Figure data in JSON
##########

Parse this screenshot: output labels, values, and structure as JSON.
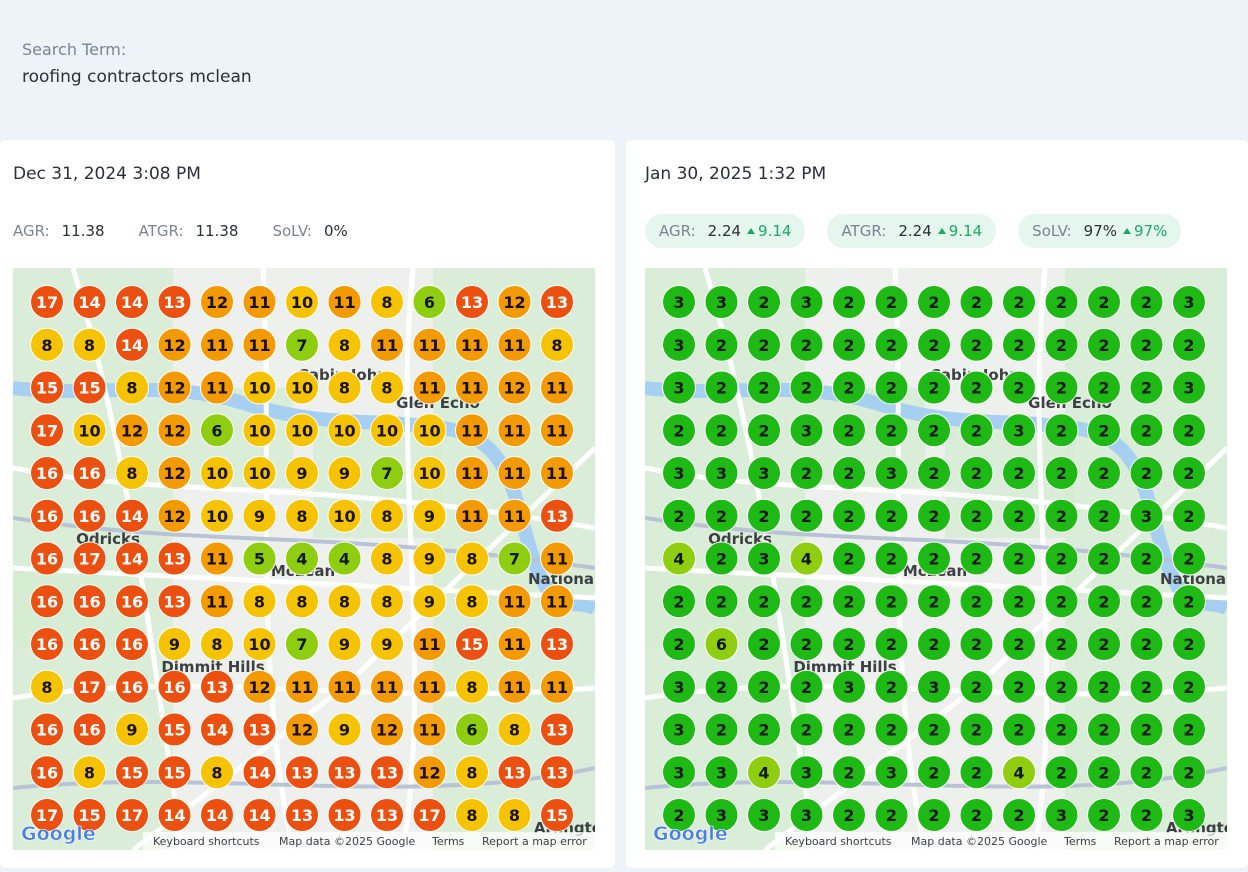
{
  "search": {
    "label": "Search Term:",
    "term": "roofing contractors mclean"
  },
  "panels": [
    {
      "date": "Dec 31, 2024 3:08 PM",
      "metrics": [
        {
          "label": "AGR:",
          "value": "11.38"
        },
        {
          "label": "ATGR:",
          "value": "11.38"
        },
        {
          "label": "SoLV:",
          "value": "0%"
        }
      ],
      "grid": [
        [
          17,
          14,
          14,
          13,
          12,
          11,
          10,
          11,
          8,
          6,
          13,
          12,
          13
        ],
        [
          8,
          8,
          14,
          12,
          11,
          11,
          7,
          8,
          11,
          11,
          11,
          11,
          8
        ],
        [
          15,
          15,
          8,
          12,
          11,
          10,
          10,
          8,
          8,
          11,
          11,
          12,
          11
        ],
        [
          17,
          10,
          12,
          12,
          6,
          10,
          10,
          10,
          10,
          10,
          11,
          11,
          11
        ],
        [
          16,
          16,
          8,
          12,
          10,
          10,
          9,
          9,
          7,
          10,
          11,
          11,
          11
        ],
        [
          16,
          16,
          14,
          12,
          10,
          9,
          8,
          10,
          8,
          9,
          11,
          11,
          13
        ],
        [
          16,
          17,
          14,
          13,
          11,
          5,
          4,
          4,
          8,
          9,
          8,
          7,
          11
        ],
        [
          16,
          16,
          16,
          13,
          11,
          8,
          8,
          8,
          8,
          9,
          8,
          11,
          11
        ],
        [
          16,
          16,
          16,
          9,
          8,
          10,
          7,
          9,
          9,
          11,
          15,
          11,
          13
        ],
        [
          8,
          17,
          16,
          16,
          13,
          12,
          11,
          11,
          11,
          11,
          8,
          11,
          11
        ],
        [
          16,
          16,
          9,
          15,
          14,
          13,
          12,
          9,
          12,
          11,
          6,
          8,
          13
        ],
        [
          16,
          8,
          15,
          15,
          8,
          14,
          13,
          13,
          13,
          12,
          8,
          13,
          13
        ],
        [
          17,
          15,
          17,
          14,
          14,
          14,
          13,
          13,
          13,
          17,
          8,
          8,
          15
        ]
      ]
    },
    {
      "date": "Jan 30, 2025 1:32 PM",
      "metrics": [
        {
          "label": "AGR:",
          "value": "2.24",
          "change": "9.14"
        },
        {
          "label": "ATGR:",
          "value": "2.24",
          "change": "9.14"
        },
        {
          "label": "SoLV:",
          "value": "97%",
          "change": "97%"
        }
      ],
      "grid": [
        [
          3,
          3,
          2,
          3,
          2,
          2,
          2,
          2,
          2,
          2,
          2,
          2,
          3
        ],
        [
          3,
          2,
          2,
          2,
          2,
          2,
          2,
          2,
          2,
          2,
          2,
          2,
          2
        ],
        [
          3,
          2,
          2,
          2,
          2,
          2,
          2,
          2,
          2,
          2,
          2,
          2,
          3
        ],
        [
          2,
          2,
          2,
          3,
          2,
          2,
          2,
          2,
          3,
          2,
          2,
          2,
          2
        ],
        [
          3,
          3,
          3,
          2,
          2,
          3,
          2,
          2,
          2,
          2,
          2,
          2,
          2
        ],
        [
          2,
          2,
          2,
          2,
          2,
          2,
          2,
          2,
          2,
          2,
          2,
          3,
          2
        ],
        [
          4,
          2,
          3,
          4,
          2,
          2,
          2,
          2,
          2,
          2,
          2,
          2,
          2
        ],
        [
          2,
          2,
          2,
          2,
          2,
          2,
          2,
          2,
          2,
          2,
          2,
          2,
          2
        ],
        [
          2,
          6,
          2,
          2,
          2,
          2,
          2,
          2,
          2,
          2,
          2,
          2,
          2
        ],
        [
          3,
          2,
          2,
          2,
          3,
          2,
          3,
          2,
          2,
          2,
          2,
          2,
          2
        ],
        [
          3,
          2,
          2,
          2,
          2,
          2,
          2,
          2,
          2,
          2,
          2,
          2,
          2
        ],
        [
          3,
          3,
          4,
          3,
          2,
          3,
          2,
          2,
          4,
          2,
          2,
          2,
          2
        ],
        [
          2,
          3,
          3,
          3,
          2,
          2,
          2,
          2,
          2,
          3,
          2,
          2,
          3
        ]
      ]
    }
  ],
  "map": {
    "labels": [
      "Cabin John",
      "Glen Echo",
      "Odricks",
      "McLean",
      "Dimmit Hills",
      "Nationa",
      "Arlingto"
    ],
    "footer": [
      "Keyboard shortcuts",
      "Map data ©2025 Google",
      "Terms",
      "Report a map error"
    ],
    "logo": "Google"
  }
}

##########

# Your instructions
Transcribe all the records above word for word, without their images.

# Solved problem
Parse this screenshot: output labels, values, and structure as JSON.
{
  "search": {
    "label": "Search Term:",
    "term": "roofing contractors mclean"
  },
  "panels": [
    {
      "date": "Dec 31, 2024 3:08 PM",
      "metrics": [
        {
          "label": "AGR:",
          "value": "11.38"
        },
        {
          "label": "ATGR:",
          "value": "11.38"
        },
        {
          "label": "SoLV:",
          "value": "0%"
        }
      ],
      "grid": [
        [
          17,
          14,
          14,
          13,
          12,
          11,
          10,
          11,
          8,
          6,
          13,
          12,
          13
        ],
        [
          8,
          8,
          14,
          12,
          11,
          11,
          7,
          8,
          11,
          11,
          11,
          11,
          8
        ],
        [
          15,
          15,
          8,
          12,
          11,
          10,
          10,
          8,
          8,
          11,
          11,
          12,
          11
        ],
        [
          17,
          10,
          12,
          12,
          6,
          10,
          10,
          10,
          10,
          10,
          11,
          11,
          11
        ],
        [
          16,
          16,
          8,
          12,
          10,
          10,
          9,
          9,
          7,
          10,
          11,
          11,
          11
        ],
        [
          16,
          16,
          14,
          12,
          10,
          9,
          8,
          10,
          8,
          9,
          11,
          11,
          13
        ],
        [
          16,
          17,
          14,
          13,
          11,
          5,
          4,
          4,
          8,
          9,
          8,
          7,
          11
        ],
        [
          16,
          16,
          16,
          13,
          11,
          8,
          8,
          8,
          8,
          9,
          8,
          11,
          11
        ],
        [
          16,
          16,
          16,
          9,
          8,
          10,
          7,
          9,
          9,
          11,
          15,
          11,
          13
        ],
        [
          8,
          17,
          16,
          16,
          13,
          12,
          11,
          11,
          11,
          11,
          8,
          11,
          11
        ],
        [
          16,
          16,
          9,
          15,
          14,
          13,
          12,
          9,
          12,
          11,
          6,
          8,
          13
        ],
        [
          16,
          8,
          15,
          15,
          8,
          14,
          13,
          13,
          13,
          12,
          8,
          13,
          13
        ],
        [
          17,
          15,
          17,
          14,
          14,
          14,
          13,
          13,
          13,
          17,
          8,
          8,
          15
        ]
      ]
    },
    {
      "date": "Jan 30, 2025 1:32 PM",
      "metrics": [
        {
          "label": "AGR:",
          "value": "2.24",
          "change": "9.14"
        },
        {
          "label": "ATGR:",
          "value": "2.24",
          "change": "9.14"
        },
        {
          "label": "SoLV:",
          "value": "97%",
          "change": "97%"
        }
      ],
      "grid": [
        [
          3,
          3,
          2,
          3,
          2,
          2,
          2,
          2,
          2,
          2,
          2,
          2,
          3
        ],
        [
          3,
          2,
          2,
          2,
          2,
          2,
          2,
          2,
          2,
          2,
          2,
          2,
          2
        ],
        [
          3,
          2,
          2,
          2,
          2,
          2,
          2,
          2,
          2,
          2,
          2,
          2,
          3
        ],
        [
          2,
          2,
          2,
          3,
          2,
          2,
          2,
          2,
          3,
          2,
          2,
          2,
          2
        ],
        [
          3,
          3,
          3,
          2,
          2,
          3,
          2,
          2,
          2,
          2,
          2,
          2,
          2
        ],
        [
          2,
          2,
          2,
          2,
          2,
          2,
          2,
          2,
          2,
          2,
          2,
          3,
          2
        ],
        [
          4,
          2,
          3,
          4,
          2,
          2,
          2,
          2,
          2,
          2,
          2,
          2,
          2
        ],
        [
          2,
          2,
          2,
          2,
          2,
          2,
          2,
          2,
          2,
          2,
          2,
          2,
          2
        ],
        [
          2,
          6,
          2,
          2,
          2,
          2,
          2,
          2,
          2,
          2,
          2,
          2,
          2
        ],
        [
          3,
          2,
          2,
          2,
          3,
          2,
          3,
          2,
          2,
          2,
          2,
          2,
          2
        ],
        [
          3,
          2,
          2,
          2,
          2,
          2,
          2,
          2,
          2,
          2,
          2,
          2,
          2
        ],
        [
          3,
          3,
          4,
          3,
          2,
          3,
          2,
          2,
          4,
          2,
          2,
          2,
          2
        ],
        [
          2,
          3,
          3,
          3,
          2,
          2,
          2,
          2,
          2,
          3,
          2,
          2,
          3
        ]
      ]
    }
  ],
  "map": {
    "labels": [
      "Cabin John",
      "Glen Echo",
      "Odricks",
      "McLean",
      "Dimmit Hills",
      "Nationa",
      "Arlingto"
    ],
    "footer": [
      "Keyboard shortcuts",
      "Map data ©2025 Google",
      "Terms",
      "Report a map error"
    ],
    "logo": "Google"
  }
}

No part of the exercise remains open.